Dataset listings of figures
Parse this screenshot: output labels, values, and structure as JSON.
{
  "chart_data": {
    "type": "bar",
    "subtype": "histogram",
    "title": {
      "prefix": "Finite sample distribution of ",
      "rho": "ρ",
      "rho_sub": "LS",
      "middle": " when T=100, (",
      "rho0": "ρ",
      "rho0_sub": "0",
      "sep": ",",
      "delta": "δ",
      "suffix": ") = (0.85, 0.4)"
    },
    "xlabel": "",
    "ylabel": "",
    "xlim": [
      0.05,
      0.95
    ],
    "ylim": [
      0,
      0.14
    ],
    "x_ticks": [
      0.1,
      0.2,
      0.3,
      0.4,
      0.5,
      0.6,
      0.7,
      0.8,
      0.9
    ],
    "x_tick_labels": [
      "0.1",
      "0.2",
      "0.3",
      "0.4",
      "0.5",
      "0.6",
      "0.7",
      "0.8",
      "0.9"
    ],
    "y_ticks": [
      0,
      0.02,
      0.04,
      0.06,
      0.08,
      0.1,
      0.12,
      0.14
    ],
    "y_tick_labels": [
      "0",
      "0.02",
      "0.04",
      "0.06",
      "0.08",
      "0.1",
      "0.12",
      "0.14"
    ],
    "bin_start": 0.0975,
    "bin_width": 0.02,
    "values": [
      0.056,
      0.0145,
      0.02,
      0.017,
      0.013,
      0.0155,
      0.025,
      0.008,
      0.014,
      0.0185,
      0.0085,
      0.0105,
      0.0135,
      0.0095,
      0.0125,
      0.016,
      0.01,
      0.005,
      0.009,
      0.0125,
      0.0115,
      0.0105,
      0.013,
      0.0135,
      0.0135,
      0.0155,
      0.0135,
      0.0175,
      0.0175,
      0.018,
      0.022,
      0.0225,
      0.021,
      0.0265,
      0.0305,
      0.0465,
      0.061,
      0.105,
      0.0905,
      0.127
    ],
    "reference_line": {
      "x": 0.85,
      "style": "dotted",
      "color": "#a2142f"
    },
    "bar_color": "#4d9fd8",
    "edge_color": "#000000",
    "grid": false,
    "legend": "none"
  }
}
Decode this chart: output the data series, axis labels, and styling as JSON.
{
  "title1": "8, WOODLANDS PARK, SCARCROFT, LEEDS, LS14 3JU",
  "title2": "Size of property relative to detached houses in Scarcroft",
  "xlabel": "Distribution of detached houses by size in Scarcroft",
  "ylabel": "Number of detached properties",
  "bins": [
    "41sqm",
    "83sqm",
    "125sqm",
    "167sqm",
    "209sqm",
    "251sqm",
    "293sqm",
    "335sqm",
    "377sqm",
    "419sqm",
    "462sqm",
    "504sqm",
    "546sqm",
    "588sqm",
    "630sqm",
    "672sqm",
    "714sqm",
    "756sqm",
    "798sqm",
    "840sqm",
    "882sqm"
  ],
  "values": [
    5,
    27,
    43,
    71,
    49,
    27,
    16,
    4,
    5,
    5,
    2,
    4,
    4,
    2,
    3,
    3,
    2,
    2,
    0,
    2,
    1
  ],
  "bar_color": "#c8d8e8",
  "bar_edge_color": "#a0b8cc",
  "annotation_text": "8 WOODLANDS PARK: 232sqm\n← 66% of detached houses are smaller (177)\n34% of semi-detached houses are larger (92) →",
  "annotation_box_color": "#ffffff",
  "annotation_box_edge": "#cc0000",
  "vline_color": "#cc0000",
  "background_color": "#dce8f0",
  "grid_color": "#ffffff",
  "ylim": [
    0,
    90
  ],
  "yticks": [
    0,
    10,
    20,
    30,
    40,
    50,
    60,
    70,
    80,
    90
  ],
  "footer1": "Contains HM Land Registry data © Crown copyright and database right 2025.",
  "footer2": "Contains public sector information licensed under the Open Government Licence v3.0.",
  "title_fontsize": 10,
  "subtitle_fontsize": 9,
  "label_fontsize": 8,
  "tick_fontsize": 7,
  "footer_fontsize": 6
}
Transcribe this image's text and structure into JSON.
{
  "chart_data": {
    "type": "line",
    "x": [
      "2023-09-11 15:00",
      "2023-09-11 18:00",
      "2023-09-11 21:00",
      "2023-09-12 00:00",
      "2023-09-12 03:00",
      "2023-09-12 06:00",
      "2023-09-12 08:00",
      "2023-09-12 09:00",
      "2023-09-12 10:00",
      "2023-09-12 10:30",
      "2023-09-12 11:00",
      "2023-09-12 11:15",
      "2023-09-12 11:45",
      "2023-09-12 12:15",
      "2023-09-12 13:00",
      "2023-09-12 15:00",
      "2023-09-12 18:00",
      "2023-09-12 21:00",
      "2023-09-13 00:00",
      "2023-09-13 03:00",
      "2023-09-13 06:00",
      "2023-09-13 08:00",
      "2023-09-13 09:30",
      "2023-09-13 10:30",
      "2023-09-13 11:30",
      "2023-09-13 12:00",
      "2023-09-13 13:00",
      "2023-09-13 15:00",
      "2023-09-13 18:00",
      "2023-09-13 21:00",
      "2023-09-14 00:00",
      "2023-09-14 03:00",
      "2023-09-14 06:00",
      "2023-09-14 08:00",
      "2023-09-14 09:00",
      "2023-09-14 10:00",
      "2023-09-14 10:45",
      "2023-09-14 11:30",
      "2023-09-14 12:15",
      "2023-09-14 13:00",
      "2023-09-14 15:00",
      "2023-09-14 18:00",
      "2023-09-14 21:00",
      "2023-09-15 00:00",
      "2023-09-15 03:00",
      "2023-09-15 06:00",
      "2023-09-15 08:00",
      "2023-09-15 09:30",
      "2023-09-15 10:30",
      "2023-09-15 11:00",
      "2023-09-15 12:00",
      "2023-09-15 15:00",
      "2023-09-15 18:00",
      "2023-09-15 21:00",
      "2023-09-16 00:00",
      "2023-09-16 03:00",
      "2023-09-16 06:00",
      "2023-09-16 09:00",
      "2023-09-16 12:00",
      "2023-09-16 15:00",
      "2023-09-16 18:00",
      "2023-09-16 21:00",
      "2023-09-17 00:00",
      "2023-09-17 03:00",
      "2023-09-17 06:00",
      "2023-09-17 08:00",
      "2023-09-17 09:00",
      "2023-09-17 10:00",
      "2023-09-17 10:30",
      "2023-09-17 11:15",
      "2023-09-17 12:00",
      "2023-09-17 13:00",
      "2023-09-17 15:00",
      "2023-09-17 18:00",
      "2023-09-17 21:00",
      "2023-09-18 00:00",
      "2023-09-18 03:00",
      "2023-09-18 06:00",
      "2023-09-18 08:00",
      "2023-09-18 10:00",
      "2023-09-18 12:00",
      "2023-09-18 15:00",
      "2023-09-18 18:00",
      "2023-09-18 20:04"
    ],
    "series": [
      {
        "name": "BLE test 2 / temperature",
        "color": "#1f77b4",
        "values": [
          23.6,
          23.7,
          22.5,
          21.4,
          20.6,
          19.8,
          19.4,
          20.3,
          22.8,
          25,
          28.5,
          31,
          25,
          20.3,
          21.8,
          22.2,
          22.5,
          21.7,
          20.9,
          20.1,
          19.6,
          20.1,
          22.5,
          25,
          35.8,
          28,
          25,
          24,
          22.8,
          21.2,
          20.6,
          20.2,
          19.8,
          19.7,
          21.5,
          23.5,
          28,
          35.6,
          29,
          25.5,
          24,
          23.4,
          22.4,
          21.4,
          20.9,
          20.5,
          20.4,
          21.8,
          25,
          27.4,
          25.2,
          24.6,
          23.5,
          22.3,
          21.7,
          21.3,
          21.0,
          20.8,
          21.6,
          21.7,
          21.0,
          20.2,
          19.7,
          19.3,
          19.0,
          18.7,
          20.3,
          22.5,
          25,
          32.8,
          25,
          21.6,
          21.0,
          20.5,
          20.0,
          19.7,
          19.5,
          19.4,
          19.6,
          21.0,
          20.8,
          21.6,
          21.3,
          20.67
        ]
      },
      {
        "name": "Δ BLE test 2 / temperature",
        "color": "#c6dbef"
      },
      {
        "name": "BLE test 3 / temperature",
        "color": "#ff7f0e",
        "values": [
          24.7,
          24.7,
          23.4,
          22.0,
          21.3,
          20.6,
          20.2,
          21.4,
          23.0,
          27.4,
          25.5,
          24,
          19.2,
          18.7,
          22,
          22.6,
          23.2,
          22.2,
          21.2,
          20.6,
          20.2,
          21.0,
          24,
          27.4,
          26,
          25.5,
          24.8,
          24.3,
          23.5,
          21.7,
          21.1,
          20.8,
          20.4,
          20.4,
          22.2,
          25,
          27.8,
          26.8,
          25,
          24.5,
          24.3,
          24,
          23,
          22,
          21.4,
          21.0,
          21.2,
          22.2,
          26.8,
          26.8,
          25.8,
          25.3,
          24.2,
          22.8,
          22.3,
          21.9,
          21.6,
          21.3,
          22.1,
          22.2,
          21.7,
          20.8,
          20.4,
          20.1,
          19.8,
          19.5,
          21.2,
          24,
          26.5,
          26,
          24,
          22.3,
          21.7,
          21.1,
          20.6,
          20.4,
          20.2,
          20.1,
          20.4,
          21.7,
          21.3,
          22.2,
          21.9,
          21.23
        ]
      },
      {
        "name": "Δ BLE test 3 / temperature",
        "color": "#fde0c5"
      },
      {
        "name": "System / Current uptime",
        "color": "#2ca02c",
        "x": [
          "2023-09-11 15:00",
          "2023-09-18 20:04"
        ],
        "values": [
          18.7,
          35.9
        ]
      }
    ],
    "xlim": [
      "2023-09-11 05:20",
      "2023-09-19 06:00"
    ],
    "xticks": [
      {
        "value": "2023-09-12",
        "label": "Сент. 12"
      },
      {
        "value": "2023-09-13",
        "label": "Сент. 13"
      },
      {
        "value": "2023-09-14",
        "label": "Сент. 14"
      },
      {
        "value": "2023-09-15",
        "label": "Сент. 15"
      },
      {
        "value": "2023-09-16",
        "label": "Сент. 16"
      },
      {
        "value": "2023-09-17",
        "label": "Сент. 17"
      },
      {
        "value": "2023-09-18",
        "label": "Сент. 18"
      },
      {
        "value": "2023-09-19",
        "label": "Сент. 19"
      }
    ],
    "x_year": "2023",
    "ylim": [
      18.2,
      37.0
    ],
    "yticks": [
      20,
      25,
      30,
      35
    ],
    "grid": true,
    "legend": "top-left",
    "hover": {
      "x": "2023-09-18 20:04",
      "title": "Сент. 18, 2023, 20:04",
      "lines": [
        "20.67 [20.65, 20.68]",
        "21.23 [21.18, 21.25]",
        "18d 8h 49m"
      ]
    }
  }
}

→ Exercise goal: Using the material above, report each line where "houses" occurs.

→ The result:
  "title2": "Size of property relative to detached houses in Scarcroft",
  "xlabel": "Distribution of detached houses by size in Scarcroft",
  "annotation_text": "8 WOODLANDS PARK: 232sqm\n← 66% of detached houses are smaller (177)\n34% of semi-detached houses are larger (92) →",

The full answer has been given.